GOAL:
Reproduce all of the data below without alteration; exclude every picture.

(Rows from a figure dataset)
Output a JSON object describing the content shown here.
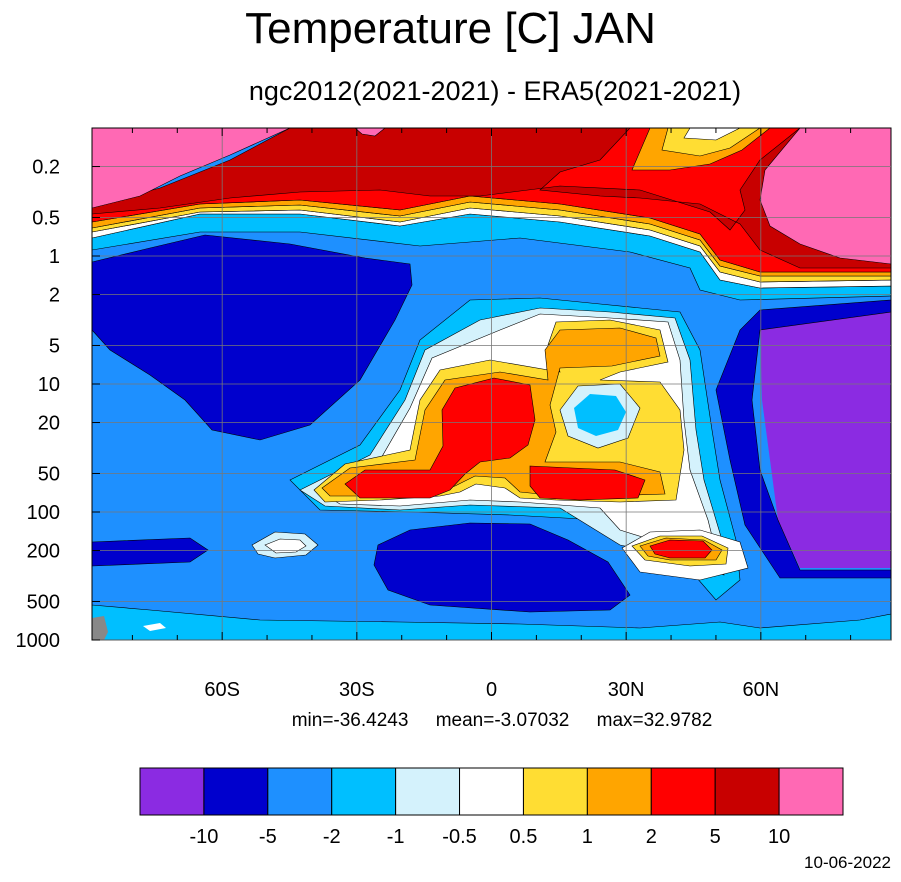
{
  "chart_data": {
    "type": "heatmap",
    "title": "Temperature [C] JAN",
    "subtitle": "ngc2012(2021-2021) - ERA5(2021-2021)",
    "x_ticks": [
      {
        "value": -60,
        "label": "60S"
      },
      {
        "value": -30,
        "label": "30S"
      },
      {
        "value": 0,
        "label": "0"
      },
      {
        "value": 30,
        "label": "30N"
      },
      {
        "value": 60,
        "label": "60N"
      }
    ],
    "y_ticks": [
      {
        "value": 0.2,
        "label": "0.2"
      },
      {
        "value": 0.5,
        "label": "0.5"
      },
      {
        "value": 1,
        "label": "1"
      },
      {
        "value": 2,
        "label": "2"
      },
      {
        "value": 5,
        "label": "5"
      },
      {
        "value": 10,
        "label": "10"
      },
      {
        "value": 20,
        "label": "20"
      },
      {
        "value": 50,
        "label": "50"
      },
      {
        "value": 100,
        "label": "100"
      },
      {
        "value": 200,
        "label": "200"
      },
      {
        "value": 500,
        "label": "500"
      },
      {
        "value": 1000,
        "label": "1000"
      }
    ],
    "xlim": [
      -89,
      89
    ],
    "ylim": [
      0.1,
      1000
    ],
    "y_scale": "log",
    "y_reversed": true,
    "grid": true,
    "contour_levels": [
      "-10",
      "-5",
      "-2",
      "-1",
      "-0.5",
      "0.5",
      "1",
      "2",
      "5",
      "10"
    ],
    "colors": [
      "#8b2be2",
      "#0000cd",
      "#1e90ff",
      "#00bfff",
      "#d4f2fc",
      "#ffffff",
      "#ffdd33",
      "#ffa500",
      "#ff0000",
      "#c80000",
      "#ff69b4"
    ],
    "stats": {
      "min": "min=-36.4243",
      "mean": "mean=-3.07032",
      "max": "max=32.9782"
    }
  },
  "date": "10-06-2022"
}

FULL RESPONSE:
Output a JSON object describing the content shown here.
{
  "chart_data": {
    "type": "heatmap",
    "title": "Temperature [C] JAN",
    "subtitle": "ngc2012(2021-2021) - ERA5(2021-2021)",
    "x_ticks": [
      {
        "value": -60,
        "label": "60S"
      },
      {
        "value": -30,
        "label": "30S"
      },
      {
        "value": 0,
        "label": "0"
      },
      {
        "value": 30,
        "label": "30N"
      },
      {
        "value": 60,
        "label": "60N"
      }
    ],
    "y_ticks": [
      {
        "value": 0.2,
        "label": "0.2"
      },
      {
        "value": 0.5,
        "label": "0.5"
      },
      {
        "value": 1,
        "label": "1"
      },
      {
        "value": 2,
        "label": "2"
      },
      {
        "value": 5,
        "label": "5"
      },
      {
        "value": 10,
        "label": "10"
      },
      {
        "value": 20,
        "label": "20"
      },
      {
        "value": 50,
        "label": "50"
      },
      {
        "value": 100,
        "label": "100"
      },
      {
        "value": 200,
        "label": "200"
      },
      {
        "value": 500,
        "label": "500"
      },
      {
        "value": 1000,
        "label": "1000"
      }
    ],
    "xlim": [
      -89,
      89
    ],
    "ylim": [
      0.1,
      1000
    ],
    "y_scale": "log",
    "y_reversed": true,
    "grid": true,
    "contour_levels": [
      "-10",
      "-5",
      "-2",
      "-1",
      "-0.5",
      "0.5",
      "1",
      "2",
      "5",
      "10"
    ],
    "colors": [
      "#8b2be2",
      "#0000cd",
      "#1e90ff",
      "#00bfff",
      "#d4f2fc",
      "#ffffff",
      "#ffdd33",
      "#ffa500",
      "#ff0000",
      "#c80000",
      "#ff69b4"
    ],
    "stats": {
      "min": "min=-36.4243",
      "mean": "mean=-3.07032",
      "max": "max=32.9782"
    }
  },
  "date": "10-06-2022"
}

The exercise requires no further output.